WHAT TO WORK ON: Leaving out the pictures, retype all the material exactly.

** begin **

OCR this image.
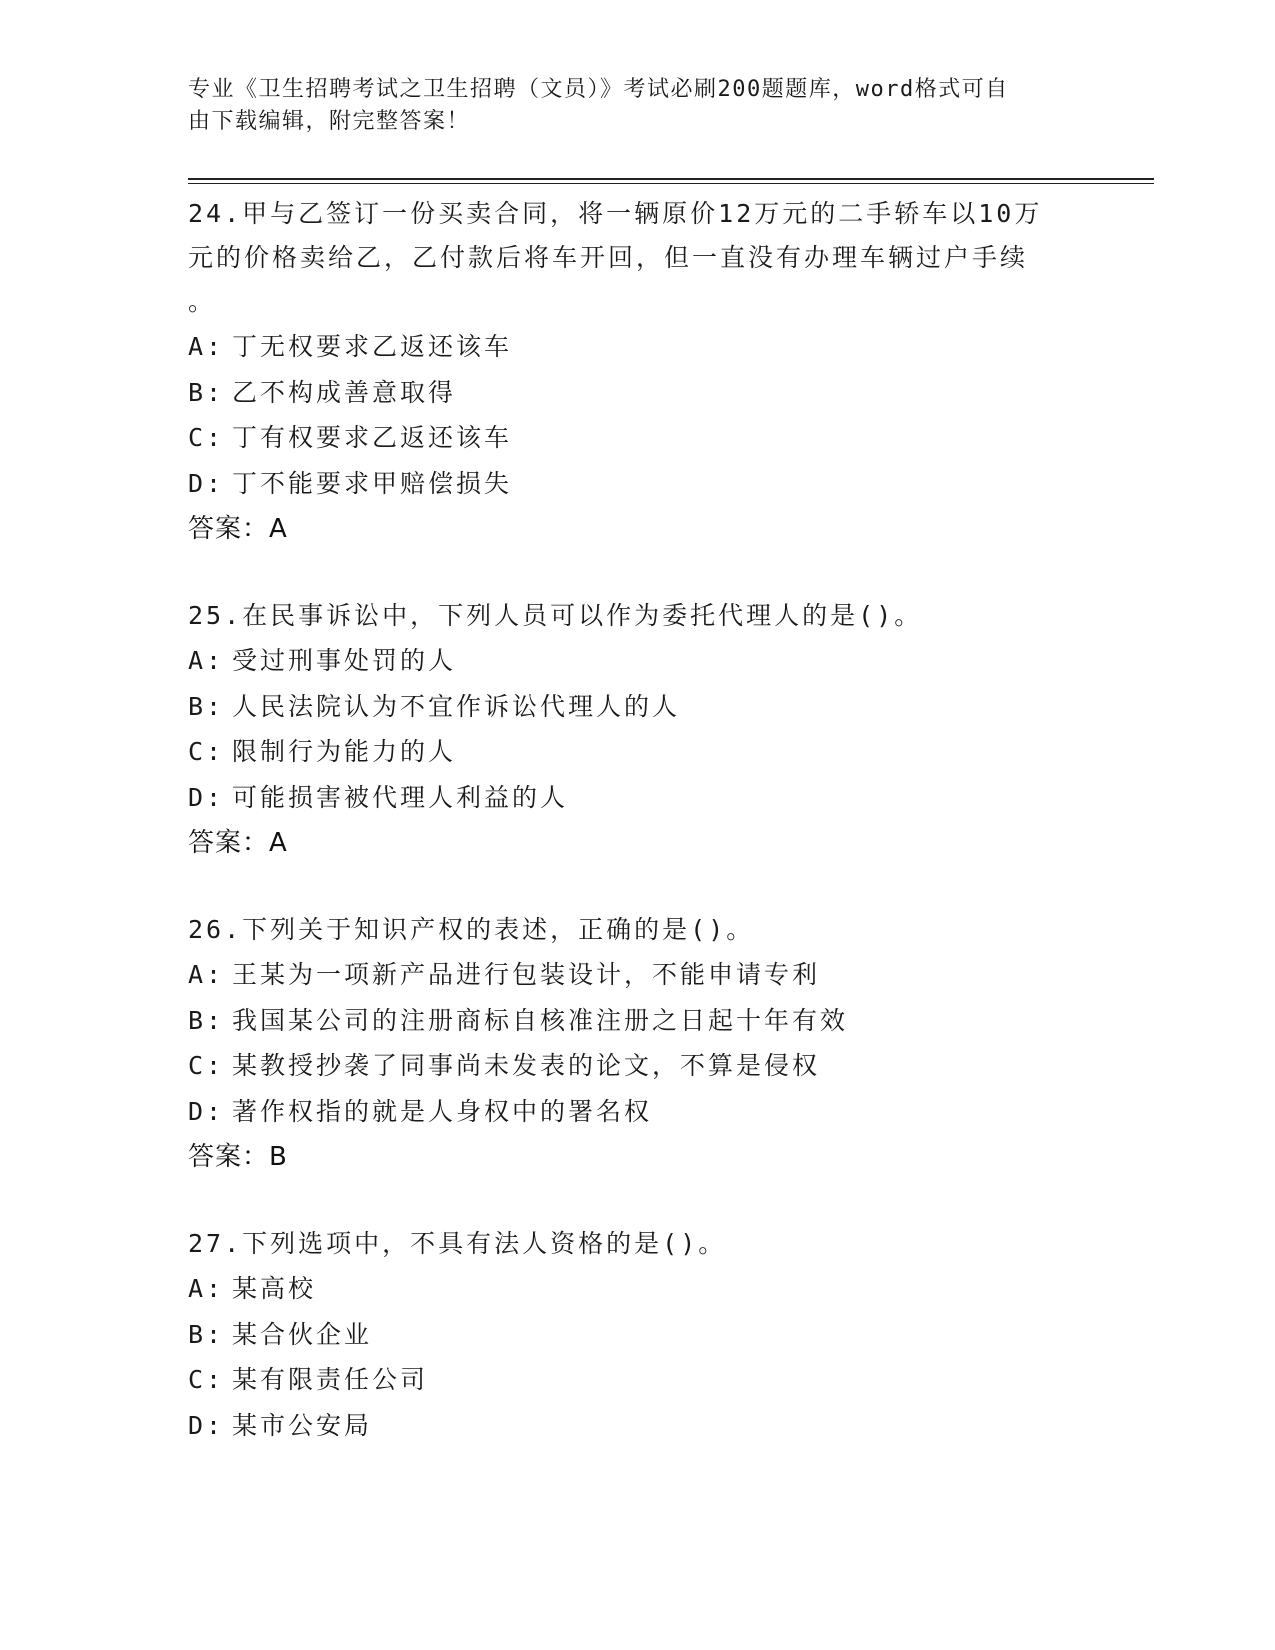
专业《卫生招聘考试之卫生招聘（文员）》考试必刷200题题库，word格式可自
由下载编辑，附完整答案！
24.甲与乙签订一份买卖合同，将一辆原价12万元的二手轿车以10万
元的价格卖给乙，乙付款后将车开回，但一直没有办理车辆过户手续
。
A: 丁无权要求乙返还该车
B: 乙不构成善意取得
C: 丁有权要求乙返还该车
D: 丁不能要求甲赔偿损失
答案：A
25.在民事诉讼中，下列人员可以作为委托代理人的是()。
A: 受过刑事处罚的人
B: 人民法院认为不宜作诉讼代理人的人
C: 限制行为能力的人
D: 可能损害被代理人利益的人
答案：A
26.下列关于知识产权的表述，正确的是()。
A: 王某为一项新产品进行包装设计，不能申请专利
B: 我国某公司的注册商标自核准注册之日起十年有效
C: 某教授抄袭了同事尚未发表的论文，不算是侵权
D: 著作权指的就是人身权中的署名权
答案：B
27.下列选项中，不具有法人资格的是()。
A: 某高校
B: 某合伙企业
C: 某有限责任公司
D: 某市公安局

** end **

TASK RESULT:
OCR this image.
专业《卫生招聘考试之卫生招聘（文员）》考试必刷200题题库，word格式可自
由下载编辑，附完整答案！
24.甲与乙签订一份买卖合同，将一辆原价12万元的二手轿车以10万
元的价格卖给乙，乙付款后将车开回，但一直没有办理车辆过户手续
。
A: 丁无权要求乙返还该车
B: 乙不构成善意取得
C: 丁有权要求乙返还该车
D: 丁不能要求甲赔偿损失
答案：A
25.在民事诉讼中，下列人员可以作为委托代理人的是()。
A: 受过刑事处罚的人
B: 人民法院认为不宜作诉讼代理人的人
C: 限制行为能力的人
D: 可能损害被代理人利益的人
答案：A
26.下列关于知识产权的表述，正确的是()。
A: 王某为一项新产品进行包装设计，不能申请专利
B: 我国某公司的注册商标自核准注册之日起十年有效
C: 某教授抄袭了同事尚未发表的论文，不算是侵权
D: 著作权指的就是人身权中的署名权
答案：B
27.下列选项中，不具有法人资格的是()。
A: 某高校
B: 某合伙企业
C: 某有限责任公司
D: 某市公安局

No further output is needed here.